** Task prompt **
Copy out all the entries exactly.

(Collected data)
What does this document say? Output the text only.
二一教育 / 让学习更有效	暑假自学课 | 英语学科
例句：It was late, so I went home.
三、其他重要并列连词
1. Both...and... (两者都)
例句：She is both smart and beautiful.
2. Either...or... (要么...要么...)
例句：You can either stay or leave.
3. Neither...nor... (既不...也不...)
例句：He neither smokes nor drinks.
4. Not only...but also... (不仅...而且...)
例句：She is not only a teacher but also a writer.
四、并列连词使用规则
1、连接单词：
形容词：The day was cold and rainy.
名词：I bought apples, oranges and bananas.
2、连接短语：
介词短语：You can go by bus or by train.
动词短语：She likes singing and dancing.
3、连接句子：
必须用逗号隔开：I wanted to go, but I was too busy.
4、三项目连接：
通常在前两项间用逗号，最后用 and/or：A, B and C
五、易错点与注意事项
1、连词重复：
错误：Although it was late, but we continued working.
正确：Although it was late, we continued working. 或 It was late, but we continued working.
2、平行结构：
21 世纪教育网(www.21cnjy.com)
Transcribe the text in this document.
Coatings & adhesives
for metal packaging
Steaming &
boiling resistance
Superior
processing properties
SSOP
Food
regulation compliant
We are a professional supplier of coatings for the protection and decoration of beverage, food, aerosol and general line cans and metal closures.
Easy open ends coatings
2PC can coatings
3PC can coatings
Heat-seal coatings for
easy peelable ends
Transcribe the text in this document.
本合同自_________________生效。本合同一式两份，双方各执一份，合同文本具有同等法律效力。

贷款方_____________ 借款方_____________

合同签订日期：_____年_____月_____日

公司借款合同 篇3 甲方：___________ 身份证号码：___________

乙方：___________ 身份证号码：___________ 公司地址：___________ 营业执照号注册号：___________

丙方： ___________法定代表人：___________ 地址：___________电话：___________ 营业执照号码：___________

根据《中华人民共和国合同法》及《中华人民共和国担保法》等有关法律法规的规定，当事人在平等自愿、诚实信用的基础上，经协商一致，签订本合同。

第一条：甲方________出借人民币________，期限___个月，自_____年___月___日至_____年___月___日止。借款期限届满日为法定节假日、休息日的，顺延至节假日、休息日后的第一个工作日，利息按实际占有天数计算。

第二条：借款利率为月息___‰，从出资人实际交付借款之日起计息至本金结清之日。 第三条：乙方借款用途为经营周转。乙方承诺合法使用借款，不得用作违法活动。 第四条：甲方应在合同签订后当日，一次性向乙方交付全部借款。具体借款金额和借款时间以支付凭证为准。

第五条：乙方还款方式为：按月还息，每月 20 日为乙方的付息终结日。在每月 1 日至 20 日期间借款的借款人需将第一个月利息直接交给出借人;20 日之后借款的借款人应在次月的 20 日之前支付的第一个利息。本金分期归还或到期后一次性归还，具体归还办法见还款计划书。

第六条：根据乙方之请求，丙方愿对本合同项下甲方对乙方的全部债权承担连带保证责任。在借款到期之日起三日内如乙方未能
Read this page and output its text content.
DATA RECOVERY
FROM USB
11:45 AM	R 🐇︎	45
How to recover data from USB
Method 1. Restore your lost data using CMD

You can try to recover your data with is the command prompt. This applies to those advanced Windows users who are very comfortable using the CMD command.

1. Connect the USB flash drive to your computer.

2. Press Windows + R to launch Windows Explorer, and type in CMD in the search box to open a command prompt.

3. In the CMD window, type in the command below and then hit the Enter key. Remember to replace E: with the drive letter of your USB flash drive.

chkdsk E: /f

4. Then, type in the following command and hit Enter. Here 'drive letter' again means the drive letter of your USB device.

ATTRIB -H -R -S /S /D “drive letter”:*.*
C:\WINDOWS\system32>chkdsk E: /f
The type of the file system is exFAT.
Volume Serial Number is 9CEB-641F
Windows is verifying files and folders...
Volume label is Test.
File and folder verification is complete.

** Answer to the task **
What does this document say? Output the text only.
二一教育 / 让学习更有效	暑假自学课 | 英语学科
例句：It was late, so I went home.
三、其他重要并列连词
1. Both...and... (两者都)
例句：She is both smart and beautiful.
2. Either...or... (要么...要么...)
例句：You can either stay or leave.
3. Neither...nor... (既不...也不...)
例句：He neither smokes nor drinks.
4. Not only...but also... (不仅...而且...)
例句：She is not only a teacher but also a writer.
四、并列连词使用规则
1、连接单词：
形容词：The day was cold and rainy.
名词：I bought apples, oranges and bananas.
2、连接短语：
介词短语：You can go by bus or by train.
动词短语：She likes singing and dancing.
3、连接句子：
必须用逗号隔开：I wanted to go, but I was too busy.
4、三项目连接：
通常在前两项间用逗号，最后用 and/or：A, B and C
五、易错点与注意事项
1、连词重复：
错误：Although it was late, but we continued working.
正确：Although it was late, we continued working. 或 It was late, but we continued working.
2、平行结构：
21 世纪教育网(www.21cnjy.com)
Transcribe the text in this document.
Coatings & adhesives
for metal packaging
Steaming &
boiling resistance
Superior
processing properties
SSOP
Food
regulation compliant
We are a professional supplier of coatings for the protection and decoration of beverage, food, aerosol and general line cans and metal closures.
Easy open ends coatings
2PC can coatings
3PC can coatings
Heat-seal coatings for
easy peelable ends
Transcribe the text in this document.
本合同自_________________生效。本合同一式两份，双方各执一份，合同文本具有同等法律效力。

贷款方_____________ 借款方_____________

合同签订日期：_____年_____月_____日

公司借款合同 篇3 甲方：___________ 身份证号码：___________

乙方：___________ 身份证号码：___________ 公司地址：___________ 营业执照号注册号：___________

丙方： ___________法定代表人：___________ 地址：___________电话：___________ 营业执照号码：___________

根据《中华人民共和国合同法》及《中华人民共和国担保法》等有关法律法规的规定，当事人在平等自愿、诚实信用的基础上，经协商一致，签订本合同。

第一条：甲方________出借人民币________，期限___个月，自_____年___月___日至_____年___月___日止。借款期限届满日为法定节假日、休息日的，顺延至节假日、休息日后的第一个工作日，利息按实际占有天数计算。

第二条：借款利率为月息___‰，从出资人实际交付借款之日起计息至本金结清之日。 第三条：乙方借款用途为经营周转。乙方承诺合法使用借款，不得用作违法活动。 第四条：甲方应在合同签订后当日，一次性向乙方交付全部借款。具体借款金额和借款时间以支付凭证为准。

第五条：乙方还款方式为：按月还息，每月 20 日为乙方的付息终结日。在每月 1 日至 20 日期间借款的借款人需将第一个月利息直接交给出借人;20 日之后借款的借款人应在次月的 20 日之前支付的第一个利息。本金分期归还或到期后一次性归还，具体归还办法见还款计划书。

第六条：根据乙方之请求，丙方愿对本合同项下甲方对乙方的全部债权承担连带保证责任。在借款到期之日起三日内如乙方未能
Read this page and output its text content.
DATA RECOVERY
FROM USB
11:45 AM	R 🐇︎	45
How to recover data from USB
Method 1. Restore your lost data using CMD

You can try to recover your data with is the command prompt. This applies to those advanced Windows users who are very comfortable using the CMD command.

1. Connect the USB flash drive to your computer.

2. Press Windows + R to launch Windows Explorer, and type in CMD in the search box to open a command prompt.

3. In the CMD window, type in the command below and then hit the Enter key. Remember to replace E: with the drive letter of your USB flash drive.

chkdsk E: /f

4. Then, type in the following command and hit Enter. Here 'drive letter' again means the drive letter of your USB device.

ATTRIB -H -R -S /S /D “drive letter”:*.*
C:\WINDOWS\system32>chkdsk E: /f
The type of the file system is exFAT.
Volume Serial Number is 9CEB-641F
Windows is verifying files and folders...
Volume label is Test.
File and folder verification is complete.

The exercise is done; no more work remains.